[Begin Items]
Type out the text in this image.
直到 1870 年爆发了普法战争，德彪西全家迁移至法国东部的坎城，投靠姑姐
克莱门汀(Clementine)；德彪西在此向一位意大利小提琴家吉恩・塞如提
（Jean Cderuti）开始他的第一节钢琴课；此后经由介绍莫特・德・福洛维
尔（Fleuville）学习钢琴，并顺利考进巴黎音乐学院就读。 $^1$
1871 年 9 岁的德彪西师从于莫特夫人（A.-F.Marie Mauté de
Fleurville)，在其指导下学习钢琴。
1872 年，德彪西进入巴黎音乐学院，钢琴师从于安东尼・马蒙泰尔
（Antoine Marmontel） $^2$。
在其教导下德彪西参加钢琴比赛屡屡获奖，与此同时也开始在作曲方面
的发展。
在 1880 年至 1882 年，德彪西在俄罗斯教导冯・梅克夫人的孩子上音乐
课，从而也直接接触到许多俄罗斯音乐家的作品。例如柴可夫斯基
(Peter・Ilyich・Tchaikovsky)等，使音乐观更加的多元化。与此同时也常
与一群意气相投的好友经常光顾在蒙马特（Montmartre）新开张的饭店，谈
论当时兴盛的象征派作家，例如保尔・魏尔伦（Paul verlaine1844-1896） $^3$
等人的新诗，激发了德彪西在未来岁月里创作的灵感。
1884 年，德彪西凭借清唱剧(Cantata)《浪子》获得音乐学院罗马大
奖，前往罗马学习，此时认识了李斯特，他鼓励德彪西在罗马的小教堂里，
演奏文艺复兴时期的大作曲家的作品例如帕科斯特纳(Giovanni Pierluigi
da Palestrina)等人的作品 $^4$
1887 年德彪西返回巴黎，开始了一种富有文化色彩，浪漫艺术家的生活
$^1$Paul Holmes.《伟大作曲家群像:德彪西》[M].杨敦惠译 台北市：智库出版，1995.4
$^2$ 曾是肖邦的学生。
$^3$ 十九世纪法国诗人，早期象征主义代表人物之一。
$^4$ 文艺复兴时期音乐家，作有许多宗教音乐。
[End Items]
> **What is needed**: Write the data out again in full and exactly.

> **Reply to the task**:
Type out the text in this image.
直到 1870 年爆发了普法战争，德彪西全家迁移至法国东部的坎城，投靠姑姐
克莱门汀(Clementine)；德彪西在此向一位意大利小提琴家吉恩・塞如提
（Jean Cderuti）开始他的第一节钢琴课；此后经由介绍莫特・德・福洛维
尔（Fleuville）学习钢琴，并顺利考进巴黎音乐学院就读。 $^1$
1871 年 9 岁的德彪西师从于莫特夫人（A.-F.Marie Mauté de
Fleurville)，在其指导下学习钢琴。
1872 年，德彪西进入巴黎音乐学院，钢琴师从于安东尼・马蒙泰尔
（Antoine Marmontel） $^2$。
在其教导下德彪西参加钢琴比赛屡屡获奖，与此同时也开始在作曲方面
的发展。
在 1880 年至 1882 年，德彪西在俄罗斯教导冯・梅克夫人的孩子上音乐
课，从而也直接接触到许多俄罗斯音乐家的作品。例如柴可夫斯基
(Peter・Ilyich・Tchaikovsky)等，使音乐观更加的多元化。与此同时也常
与一群意气相投的好友经常光顾在蒙马特（Montmartre）新开张的饭店，谈
论当时兴盛的象征派作家，例如保尔・魏尔伦（Paul verlaine1844-1896） $^3$
等人的新诗，激发了德彪西在未来岁月里创作的灵感。
1884 年，德彪西凭借清唱剧(Cantata)《浪子》获得音乐学院罗马大
奖，前往罗马学习，此时认识了李斯特，他鼓励德彪西在罗马的小教堂里，
演奏文艺复兴时期的大作曲家的作品例如帕科斯特纳(Giovanni Pierluigi
da Palestrina)等人的作品 $^4$
1887 年德彪西返回巴黎，开始了一种富有文化色彩，浪漫艺术家的生活
$^1$Paul Holmes.《伟大作曲家群像:德彪西》[M].杨敦惠译 台北市：智库出版，1995.4
$^2$ 曾是肖邦的学生。
$^3$ 十九世纪法国诗人，早期象征主义代表人物之一。
$^4$ 文艺复兴时期音乐家，作有许多宗教音乐。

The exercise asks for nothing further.